*EXERCISE OBJECTIVE:* Without the pictures, copy the entries below word for word.
↓
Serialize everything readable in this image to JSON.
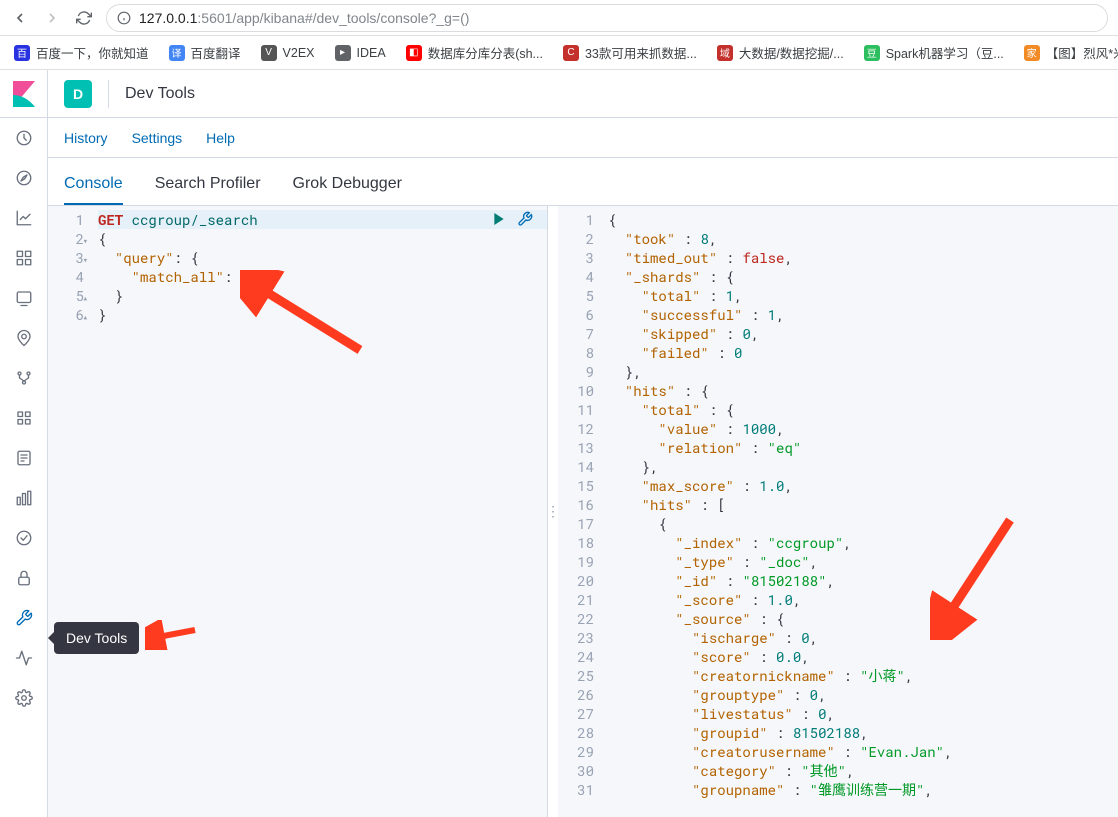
{
  "browser": {
    "url_host": "127.0.0.1",
    "url_path": ":5601/app/kibana#/dev_tools/console?_g=()"
  },
  "bookmarks": [
    {
      "label": "百度一下，你就知道",
      "color": "#2932e1"
    },
    {
      "label": "百度翻译",
      "color": "#4285f4"
    },
    {
      "label": "V2EX",
      "color": "#555"
    },
    {
      "label": "IDEA",
      "color": "#000",
      "folder": true
    },
    {
      "label": "数据库分库分表(sh...",
      "color": "#f00"
    },
    {
      "label": "33款可用来抓数据...",
      "color": "#c4302b"
    },
    {
      "label": "大数据/数据挖掘/...",
      "color": "#c4302b"
    },
    {
      "label": "Spark机器学习（豆...",
      "color": "#2dbe60"
    },
    {
      "label": "【图】烈风*米格"
    }
  ],
  "header": {
    "space_initial": "D",
    "breadcrumb": "Dev Tools"
  },
  "menus": [
    "History",
    "Settings",
    "Help"
  ],
  "tabs": [
    {
      "label": "Console",
      "active": true
    },
    {
      "label": "Search Profiler",
      "active": false
    },
    {
      "label": "Grok Debugger",
      "active": false
    }
  ],
  "tooltip": "Dev Tools",
  "request": {
    "lines": [
      {
        "n": 1,
        "html": "<span class='tok-method'>GET</span> <span class='tok-url'>ccgroup/_search</span>",
        "hl": true
      },
      {
        "n": 2,
        "fold": "open",
        "html": "{"
      },
      {
        "n": 3,
        "fold": "open",
        "html": "  <span class='tok-key'>\"query\"</span>: {"
      },
      {
        "n": 4,
        "html": "    <span class='tok-key'>\"match_all\"</span>: {}"
      },
      {
        "n": 5,
        "fold": "close",
        "html": "  }"
      },
      {
        "n": 6,
        "fold": "close",
        "html": "}"
      }
    ]
  },
  "response": {
    "lines": [
      {
        "n": 1,
        "html": "{"
      },
      {
        "n": 2,
        "html": "  <span class='tok-key'>\"took\"</span> : <span class='tok-num'>8</span>,"
      },
      {
        "n": 3,
        "html": "  <span class='tok-key'>\"timed_out\"</span> : <span class='tok-bool'>false</span>,"
      },
      {
        "n": 4,
        "html": "  <span class='tok-key'>\"_shards\"</span> : {"
      },
      {
        "n": 5,
        "html": "    <span class='tok-key'>\"total\"</span> : <span class='tok-num'>1</span>,"
      },
      {
        "n": 6,
        "html": "    <span class='tok-key'>\"successful\"</span> : <span class='tok-num'>1</span>,"
      },
      {
        "n": 7,
        "html": "    <span class='tok-key'>\"skipped\"</span> : <span class='tok-num'>0</span>,"
      },
      {
        "n": 8,
        "html": "    <span class='tok-key'>\"failed\"</span> : <span class='tok-num'>0</span>"
      },
      {
        "n": 9,
        "html": "  },"
      },
      {
        "n": 10,
        "html": "  <span class='tok-key'>\"hits\"</span> : {"
      },
      {
        "n": 11,
        "html": "    <span class='tok-key'>\"total\"</span> : {"
      },
      {
        "n": 12,
        "html": "      <span class='tok-key'>\"value\"</span> : <span class='tok-num'>1000</span>,"
      },
      {
        "n": 13,
        "html": "      <span class='tok-key'>\"relation\"</span> : <span class='tok-str'>\"eq\"</span>"
      },
      {
        "n": 14,
        "html": "    },"
      },
      {
        "n": 15,
        "html": "    <span class='tok-key'>\"max_score\"</span> : <span class='tok-num'>1.0</span>,"
      },
      {
        "n": 16,
        "html": "    <span class='tok-key'>\"hits\"</span> : ["
      },
      {
        "n": 17,
        "html": "      {"
      },
      {
        "n": 18,
        "html": "        <span class='tok-key'>\"_index\"</span> : <span class='tok-str'>\"ccgroup\"</span>,"
      },
      {
        "n": 19,
        "html": "        <span class='tok-key'>\"_type\"</span> : <span class='tok-str'>\"_doc\"</span>,"
      },
      {
        "n": 20,
        "html": "        <span class='tok-key'>\"_id\"</span> : <span class='tok-str'>\"81502188\"</span>,"
      },
      {
        "n": 21,
        "html": "        <span class='tok-key'>\"_score\"</span> : <span class='tok-num'>1.0</span>,"
      },
      {
        "n": 22,
        "html": "        <span class='tok-key'>\"_source\"</span> : {"
      },
      {
        "n": 23,
        "html": "          <span class='tok-key'>\"ischarge\"</span> : <span class='tok-num'>0</span>,"
      },
      {
        "n": 24,
        "html": "          <span class='tok-key'>\"score\"</span> : <span class='tok-num'>0.0</span>,"
      },
      {
        "n": 25,
        "html": "          <span class='tok-key'>\"creatornickname\"</span> : <span class='tok-str'>\"小蒋\"</span>,"
      },
      {
        "n": 26,
        "html": "          <span class='tok-key'>\"grouptype\"</span> : <span class='tok-num'>0</span>,"
      },
      {
        "n": 27,
        "html": "          <span class='tok-key'>\"livestatus\"</span> : <span class='tok-num'>0</span>,"
      },
      {
        "n": 28,
        "html": "          <span class='tok-key'>\"groupid\"</span> : <span class='tok-num'>81502188</span>,"
      },
      {
        "n": 29,
        "html": "          <span class='tok-key'>\"creatorusername\"</span> : <span class='tok-str'>\"Evan.Jan\"</span>,"
      },
      {
        "n": 30,
        "html": "          <span class='tok-key'>\"category\"</span> : <span class='tok-str'>\"其他\"</span>,"
      },
      {
        "n": 31,
        "html": "          <span class='tok-key'>\"groupname\"</span> : <span class='tok-str'>\"雏鹰训练营一期\"</span>,"
      }
    ]
  },
  "sidebar_icons": [
    "recent",
    "discover",
    "visualize",
    "dashboard",
    "canvas",
    "maps",
    "ml",
    "infra",
    "logs",
    "apm",
    "uptime",
    "siem",
    "devtools",
    "monitoring",
    "management"
  ]
}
↑
*THE SOLUTION:*
Serialize everything readable in this image to JSON.
{
  "browser": {
    "url_host": "127.0.0.1",
    "url_path": ":5601/app/kibana#/dev_tools/console?_g=()"
  },
  "bookmarks": [
    {
      "label": "百度一下，你就知道",
      "color": "#2932e1"
    },
    {
      "label": "百度翻译",
      "color": "#4285f4"
    },
    {
      "label": "V2EX",
      "color": "#555"
    },
    {
      "label": "IDEA",
      "color": "#000",
      "folder": true
    },
    {
      "label": "数据库分库分表(sh...",
      "color": "#f00"
    },
    {
      "label": "33款可用来抓数据...",
      "color": "#c4302b"
    },
    {
      "label": "大数据/数据挖掘/...",
      "color": "#c4302b"
    },
    {
      "label": "Spark机器学习（豆...",
      "color": "#2dbe60"
    },
    {
      "label": "【图】烈风*米格"
    }
  ],
  "header": {
    "space_initial": "D",
    "breadcrumb": "Dev Tools"
  },
  "menus": [
    "History",
    "Settings",
    "Help"
  ],
  "tabs": [
    {
      "label": "Console",
      "active": true
    },
    {
      "label": "Search Profiler",
      "active": false
    },
    {
      "label": "Grok Debugger",
      "active": false
    }
  ],
  "tooltip": "Dev Tools",
  "request": {
    "lines": [
      {
        "n": 1,
        "html": "<span class='tok-method'>GET</span> <span class='tok-url'>ccgroup/_search</span>",
        "hl": true
      },
      {
        "n": 2,
        "fold": "open",
        "html": "{"
      },
      {
        "n": 3,
        "fold": "open",
        "html": "  <span class='tok-key'>\"query\"</span>: {"
      },
      {
        "n": 4,
        "html": "    <span class='tok-key'>\"match_all\"</span>: {}"
      },
      {
        "n": 5,
        "fold": "close",
        "html": "  }"
      },
      {
        "n": 6,
        "fold": "close",
        "html": "}"
      }
    ]
  },
  "response": {
    "lines": [
      {
        "n": 1,
        "html": "{"
      },
      {
        "n": 2,
        "html": "  <span class='tok-key'>\"took\"</span> : <span class='tok-num'>8</span>,"
      },
      {
        "n": 3,
        "html": "  <span class='tok-key'>\"timed_out\"</span> : <span class='tok-bool'>false</span>,"
      },
      {
        "n": 4,
        "html": "  <span class='tok-key'>\"_shards\"</span> : {"
      },
      {
        "n": 5,
        "html": "    <span class='tok-key'>\"total\"</span> : <span class='tok-num'>1</span>,"
      },
      {
        "n": 6,
        "html": "    <span class='tok-key'>\"successful\"</span> : <span class='tok-num'>1</span>,"
      },
      {
        "n": 7,
        "html": "    <span class='tok-key'>\"skipped\"</span> : <span class='tok-num'>0</span>,"
      },
      {
        "n": 8,
        "html": "    <span class='tok-key'>\"failed\"</span> : <span class='tok-num'>0</span>"
      },
      {
        "n": 9,
        "html": "  },"
      },
      {
        "n": 10,
        "html": "  <span class='tok-key'>\"hits\"</span> : {"
      },
      {
        "n": 11,
        "html": "    <span class='tok-key'>\"total\"</span> : {"
      },
      {
        "n": 12,
        "html": "      <span class='tok-key'>\"value\"</span> : <span class='tok-num'>1000</span>,"
      },
      {
        "n": 13,
        "html": "      <span class='tok-key'>\"relation\"</span> : <span class='tok-str'>\"eq\"</span>"
      },
      {
        "n": 14,
        "html": "    },"
      },
      {
        "n": 15,
        "html": "    <span class='tok-key'>\"max_score\"</span> : <span class='tok-num'>1.0</span>,"
      },
      {
        "n": 16,
        "html": "    <span class='tok-key'>\"hits\"</span> : ["
      },
      {
        "n": 17,
        "html": "      {"
      },
      {
        "n": 18,
        "html": "        <span class='tok-key'>\"_index\"</span> : <span class='tok-str'>\"ccgroup\"</span>,"
      },
      {
        "n": 19,
        "html": "        <span class='tok-key'>\"_type\"</span> : <span class='tok-str'>\"_doc\"</span>,"
      },
      {
        "n": 20,
        "html": "        <span class='tok-key'>\"_id\"</span> : <span class='tok-str'>\"81502188\"</span>,"
      },
      {
        "n": 21,
        "html": "        <span class='tok-key'>\"_score\"</span> : <span class='tok-num'>1.0</span>,"
      },
      {
        "n": 22,
        "html": "        <span class='tok-key'>\"_source\"</span> : {"
      },
      {
        "n": 23,
        "html": "          <span class='tok-key'>\"ischarge\"</span> : <span class='tok-num'>0</span>,"
      },
      {
        "n": 24,
        "html": "          <span class='tok-key'>\"score\"</span> : <span class='tok-num'>0.0</span>,"
      },
      {
        "n": 25,
        "html": "          <span class='tok-key'>\"creatornickname\"</span> : <span class='tok-str'>\"小蒋\"</span>,"
      },
      {
        "n": 26,
        "html": "          <span class='tok-key'>\"grouptype\"</span> : <span class='tok-num'>0</span>,"
      },
      {
        "n": 27,
        "html": "          <span class='tok-key'>\"livestatus\"</span> : <span class='tok-num'>0</span>,"
      },
      {
        "n": 28,
        "html": "          <span class='tok-key'>\"groupid\"</span> : <span class='tok-num'>81502188</span>,"
      },
      {
        "n": 29,
        "html": "          <span class='tok-key'>\"creatorusername\"</span> : <span class='tok-str'>\"Evan.Jan\"</span>,"
      },
      {
        "n": 30,
        "html": "          <span class='tok-key'>\"category\"</span> : <span class='tok-str'>\"其他\"</span>,"
      },
      {
        "n": 31,
        "html": "          <span class='tok-key'>\"groupname\"</span> : <span class='tok-str'>\"雏鹰训练营一期\"</span>,"
      }
    ]
  },
  "sidebar_icons": [
    "recent",
    "discover",
    "visualize",
    "dashboard",
    "canvas",
    "maps",
    "ml",
    "infra",
    "logs",
    "apm",
    "uptime",
    "siem",
    "devtools",
    "monitoring",
    "management"
  ]
}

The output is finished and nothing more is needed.